- Objective
Quote all of the entries word for word.

- Material provided
◇ ◇ ◇ ◇

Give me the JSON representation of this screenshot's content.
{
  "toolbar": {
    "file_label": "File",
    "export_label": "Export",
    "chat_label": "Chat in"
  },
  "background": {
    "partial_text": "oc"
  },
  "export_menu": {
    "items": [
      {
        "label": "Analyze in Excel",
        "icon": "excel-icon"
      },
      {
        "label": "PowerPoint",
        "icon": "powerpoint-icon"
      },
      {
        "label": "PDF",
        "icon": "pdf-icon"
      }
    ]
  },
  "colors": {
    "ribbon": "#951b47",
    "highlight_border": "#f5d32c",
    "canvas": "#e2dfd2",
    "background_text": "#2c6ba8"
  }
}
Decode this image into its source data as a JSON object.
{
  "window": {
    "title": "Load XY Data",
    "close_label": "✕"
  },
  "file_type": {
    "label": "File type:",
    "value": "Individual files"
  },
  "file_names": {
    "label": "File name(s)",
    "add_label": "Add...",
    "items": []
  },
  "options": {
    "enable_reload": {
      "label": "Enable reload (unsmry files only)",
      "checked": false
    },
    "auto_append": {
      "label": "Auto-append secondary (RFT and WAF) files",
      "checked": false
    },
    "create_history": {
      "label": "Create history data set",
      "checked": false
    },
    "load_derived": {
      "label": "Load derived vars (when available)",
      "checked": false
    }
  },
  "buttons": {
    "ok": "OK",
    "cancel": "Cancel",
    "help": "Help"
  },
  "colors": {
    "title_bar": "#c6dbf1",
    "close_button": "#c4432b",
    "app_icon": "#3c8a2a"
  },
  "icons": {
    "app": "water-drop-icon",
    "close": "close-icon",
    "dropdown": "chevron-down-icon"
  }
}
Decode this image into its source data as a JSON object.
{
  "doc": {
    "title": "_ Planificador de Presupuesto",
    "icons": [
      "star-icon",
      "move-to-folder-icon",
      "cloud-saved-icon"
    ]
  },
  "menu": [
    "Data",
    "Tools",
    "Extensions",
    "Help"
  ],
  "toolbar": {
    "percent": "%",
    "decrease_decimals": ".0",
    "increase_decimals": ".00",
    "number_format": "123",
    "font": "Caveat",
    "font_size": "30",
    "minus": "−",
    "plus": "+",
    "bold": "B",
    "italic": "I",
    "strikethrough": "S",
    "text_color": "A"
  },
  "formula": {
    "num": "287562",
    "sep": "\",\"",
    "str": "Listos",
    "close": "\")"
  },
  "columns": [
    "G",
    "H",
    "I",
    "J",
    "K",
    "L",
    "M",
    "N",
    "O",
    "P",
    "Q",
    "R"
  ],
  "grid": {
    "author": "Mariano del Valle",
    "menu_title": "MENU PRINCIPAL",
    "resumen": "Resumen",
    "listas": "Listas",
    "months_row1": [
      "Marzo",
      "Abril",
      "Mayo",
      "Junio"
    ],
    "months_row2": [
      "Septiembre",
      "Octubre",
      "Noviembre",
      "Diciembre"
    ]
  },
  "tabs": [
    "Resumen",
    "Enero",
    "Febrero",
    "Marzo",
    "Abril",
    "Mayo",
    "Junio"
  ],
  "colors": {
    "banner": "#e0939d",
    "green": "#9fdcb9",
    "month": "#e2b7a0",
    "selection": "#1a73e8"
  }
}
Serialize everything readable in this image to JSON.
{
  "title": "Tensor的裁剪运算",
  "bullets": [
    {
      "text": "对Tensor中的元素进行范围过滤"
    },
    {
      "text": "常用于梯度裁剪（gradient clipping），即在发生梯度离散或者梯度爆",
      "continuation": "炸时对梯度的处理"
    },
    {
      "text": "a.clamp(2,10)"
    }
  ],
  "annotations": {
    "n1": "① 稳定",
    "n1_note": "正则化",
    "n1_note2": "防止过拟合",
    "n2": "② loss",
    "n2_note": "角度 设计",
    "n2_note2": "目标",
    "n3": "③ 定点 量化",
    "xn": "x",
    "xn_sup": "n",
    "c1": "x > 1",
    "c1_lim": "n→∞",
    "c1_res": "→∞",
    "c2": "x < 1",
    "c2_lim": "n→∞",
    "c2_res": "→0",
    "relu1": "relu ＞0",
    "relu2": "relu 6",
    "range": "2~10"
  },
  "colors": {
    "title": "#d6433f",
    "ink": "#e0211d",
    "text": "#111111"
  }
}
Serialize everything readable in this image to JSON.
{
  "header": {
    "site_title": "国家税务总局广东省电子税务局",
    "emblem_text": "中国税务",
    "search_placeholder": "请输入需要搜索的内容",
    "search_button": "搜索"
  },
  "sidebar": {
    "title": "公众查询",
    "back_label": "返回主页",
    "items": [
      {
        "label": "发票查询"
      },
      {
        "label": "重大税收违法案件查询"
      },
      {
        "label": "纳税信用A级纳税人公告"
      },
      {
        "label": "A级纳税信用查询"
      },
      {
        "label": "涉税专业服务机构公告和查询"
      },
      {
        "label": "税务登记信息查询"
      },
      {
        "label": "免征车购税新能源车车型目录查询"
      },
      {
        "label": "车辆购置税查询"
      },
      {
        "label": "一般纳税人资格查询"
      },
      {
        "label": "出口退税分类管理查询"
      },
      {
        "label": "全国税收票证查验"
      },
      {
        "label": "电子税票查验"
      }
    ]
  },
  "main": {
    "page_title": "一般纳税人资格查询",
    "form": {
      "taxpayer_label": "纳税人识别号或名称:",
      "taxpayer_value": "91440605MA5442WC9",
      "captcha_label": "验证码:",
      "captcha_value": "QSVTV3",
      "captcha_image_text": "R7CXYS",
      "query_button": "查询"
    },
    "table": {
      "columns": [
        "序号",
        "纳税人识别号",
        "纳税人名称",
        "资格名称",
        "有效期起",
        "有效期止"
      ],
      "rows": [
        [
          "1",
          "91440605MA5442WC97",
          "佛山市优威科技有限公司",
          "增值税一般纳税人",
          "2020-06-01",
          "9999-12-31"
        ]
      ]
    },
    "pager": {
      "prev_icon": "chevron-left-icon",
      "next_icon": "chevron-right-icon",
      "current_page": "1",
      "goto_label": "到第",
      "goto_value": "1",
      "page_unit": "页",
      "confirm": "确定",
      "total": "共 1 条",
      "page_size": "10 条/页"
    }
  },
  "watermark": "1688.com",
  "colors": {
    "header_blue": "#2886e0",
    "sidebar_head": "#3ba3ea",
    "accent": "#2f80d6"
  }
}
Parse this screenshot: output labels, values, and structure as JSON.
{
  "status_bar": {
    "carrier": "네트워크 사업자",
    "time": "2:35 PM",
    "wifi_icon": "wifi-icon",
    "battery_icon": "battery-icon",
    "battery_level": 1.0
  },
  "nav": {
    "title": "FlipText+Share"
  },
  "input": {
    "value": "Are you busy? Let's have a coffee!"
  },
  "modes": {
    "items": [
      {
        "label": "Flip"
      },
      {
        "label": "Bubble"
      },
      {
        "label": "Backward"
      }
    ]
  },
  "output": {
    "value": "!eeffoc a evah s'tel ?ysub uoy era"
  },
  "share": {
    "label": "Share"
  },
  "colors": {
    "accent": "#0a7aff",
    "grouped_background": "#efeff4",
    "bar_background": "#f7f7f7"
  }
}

◇ ◇ ◇ ◇

- Final answer
Give me the JSON representation of this screenshot's content.
{
  "toolbar": {
    "file_label": "File",
    "export_label": "Export",
    "chat_label": "Chat in"
  },
  "background": {
    "partial_text": "oc"
  },
  "export_menu": {
    "items": [
      {
        "label": "Analyze in Excel",
        "icon": "excel-icon"
      },
      {
        "label": "PowerPoint",
        "icon": "powerpoint-icon"
      },
      {
        "label": "PDF",
        "icon": "pdf-icon"
      }
    ]
  },
  "colors": {
    "ribbon": "#951b47",
    "highlight_border": "#f5d32c",
    "canvas": "#e2dfd2",
    "background_text": "#2c6ba8"
  }
}
Decode this image into its source data as a JSON object.
{
  "window": {
    "title": "Load XY Data",
    "close_label": "✕"
  },
  "file_type": {
    "label": "File type:",
    "value": "Individual files"
  },
  "file_names": {
    "label": "File name(s)",
    "add_label": "Add...",
    "items": []
  },
  "options": {
    "enable_reload": {
      "label": "Enable reload (unsmry files only)",
      "checked": false
    },
    "auto_append": {
      "label": "Auto-append secondary (RFT and WAF) files",
      "checked": false
    },
    "create_history": {
      "label": "Create history data set",
      "checked": false
    },
    "load_derived": {
      "label": "Load derived vars (when available)",
      "checked": false
    }
  },
  "buttons": {
    "ok": "OK",
    "cancel": "Cancel",
    "help": "Help"
  },
  "colors": {
    "title_bar": "#c6dbf1",
    "close_button": "#c4432b",
    "app_icon": "#3c8a2a"
  },
  "icons": {
    "app": "water-drop-icon",
    "close": "close-icon",
    "dropdown": "chevron-down-icon"
  }
}
Decode this image into its source data as a JSON object.
{
  "doc": {
    "title": "_ Planificador de Presupuesto",
    "icons": [
      "star-icon",
      "move-to-folder-icon",
      "cloud-saved-icon"
    ]
  },
  "menu": [
    "Data",
    "Tools",
    "Extensions",
    "Help"
  ],
  "toolbar": {
    "percent": "%",
    "decrease_decimals": ".0",
    "increase_decimals": ".00",
    "number_format": "123",
    "font": "Caveat",
    "font_size": "30",
    "minus": "−",
    "plus": "+",
    "bold": "B",
    "italic": "I",
    "strikethrough": "S",
    "text_color": "A"
  },
  "formula": {
    "num": "287562",
    "sep": "\",\"",
    "str": "Listos",
    "close": "\")"
  },
  "columns": [
    "G",
    "H",
    "I",
    "J",
    "K",
    "L",
    "M",
    "N",
    "O",
    "P",
    "Q",
    "R"
  ],
  "grid": {
    "author": "Mariano del Valle",
    "menu_title": "MENU PRINCIPAL",
    "resumen": "Resumen",
    "listas": "Listas",
    "months_row1": [
      "Marzo",
      "Abril",
      "Mayo",
      "Junio"
    ],
    "months_row2": [
      "Septiembre",
      "Octubre",
      "Noviembre",
      "Diciembre"
    ]
  },
  "tabs": [
    "Resumen",
    "Enero",
    "Febrero",
    "Marzo",
    "Abril",
    "Mayo",
    "Junio"
  ],
  "colors": {
    "banner": "#e0939d",
    "green": "#9fdcb9",
    "month": "#e2b7a0",
    "selection": "#1a73e8"
  }
}
Serialize everything readable in this image to JSON.
{
  "title": "Tensor的裁剪运算",
  "bullets": [
    {
      "text": "对Tensor中的元素进行范围过滤"
    },
    {
      "text": "常用于梯度裁剪（gradient clipping），即在发生梯度离散或者梯度爆",
      "continuation": "炸时对梯度的处理"
    },
    {
      "text": "a.clamp(2,10)"
    }
  ],
  "annotations": {
    "n1": "① 稳定",
    "n1_note": "正则化",
    "n1_note2": "防止过拟合",
    "n2": "② loss",
    "n2_note": "角度 设计",
    "n2_note2": "目标",
    "n3": "③ 定点 量化",
    "xn": "x",
    "xn_sup": "n",
    "c1": "x > 1",
    "c1_lim": "n→∞",
    "c1_res": "→∞",
    "c2": "x < 1",
    "c2_lim": "n→∞",
    "c2_res": "→0",
    "relu1": "relu ＞0",
    "relu2": "relu 6",
    "range": "2~10"
  },
  "colors": {
    "title": "#d6433f",
    "ink": "#e0211d",
    "text": "#111111"
  }
}
Serialize everything readable in this image to JSON.
{
  "header": {
    "site_title": "国家税务总局广东省电子税务局",
    "emblem_text": "中国税务",
    "search_placeholder": "请输入需要搜索的内容",
    "search_button": "搜索"
  },
  "sidebar": {
    "title": "公众查询",
    "back_label": "返回主页",
    "items": [
      {
        "label": "发票查询"
      },
      {
        "label": "重大税收违法案件查询"
      },
      {
        "label": "纳税信用A级纳税人公告"
      },
      {
        "label": "A级纳税信用查询"
      },
      {
        "label": "涉税专业服务机构公告和查询"
      },
      {
        "label": "税务登记信息查询"
      },
      {
        "label": "免征车购税新能源车车型目录查询"
      },
      {
        "label": "车辆购置税查询"
      },
      {
        "label": "一般纳税人资格查询"
      },
      {
        "label": "出口退税分类管理查询"
      },
      {
        "label": "全国税收票证查验"
      },
      {
        "label": "电子税票查验"
      }
    ]
  },
  "main": {
    "page_title": "一般纳税人资格查询",
    "form": {
      "taxpayer_label": "纳税人识别号或名称:",
      "taxpayer_value": "91440605MA5442WC9",
      "captcha_label": "验证码:",
      "captcha_value": "QSVTV3",
      "captcha_image_text": "R7CXYS",
      "query_button": "查询"
    },
    "table": {
      "columns": [
        "序号",
        "纳税人识别号",
        "纳税人名称",
        "资格名称",
        "有效期起",
        "有效期止"
      ],
      "rows": [
        [
          "1",
          "91440605MA5442WC97",
          "佛山市优威科技有限公司",
          "增值税一般纳税人",
          "2020-06-01",
          "9999-12-31"
        ]
      ]
    },
    "pager": {
      "prev_icon": "chevron-left-icon",
      "next_icon": "chevron-right-icon",
      "current_page": "1",
      "goto_label": "到第",
      "goto_value": "1",
      "page_unit": "页",
      "confirm": "确定",
      "total": "共 1 条",
      "page_size": "10 条/页"
    }
  },
  "watermark": "1688.com",
  "colors": {
    "header_blue": "#2886e0",
    "sidebar_head": "#3ba3ea",
    "accent": "#2f80d6"
  }
}
Parse this screenshot: output labels, values, and structure as JSON.
{
  "status_bar": {
    "carrier": "네트워크 사업자",
    "time": "2:35 PM",
    "wifi_icon": "wifi-icon",
    "battery_icon": "battery-icon",
    "battery_level": 1.0
  },
  "nav": {
    "title": "FlipText+Share"
  },
  "input": {
    "value": "Are you busy? Let's have a coffee!"
  },
  "modes": {
    "items": [
      {
        "label": "Flip"
      },
      {
        "label": "Bubble"
      },
      {
        "label": "Backward"
      }
    ]
  },
  "output": {
    "value": "!eeffoc a evah s'tel ?ysub uoy era"
  },
  "share": {
    "label": "Share"
  },
  "colors": {
    "accent": "#0a7aff",
    "grouped_background": "#efeff4",
    "bar_background": "#f7f7f7"
  }
}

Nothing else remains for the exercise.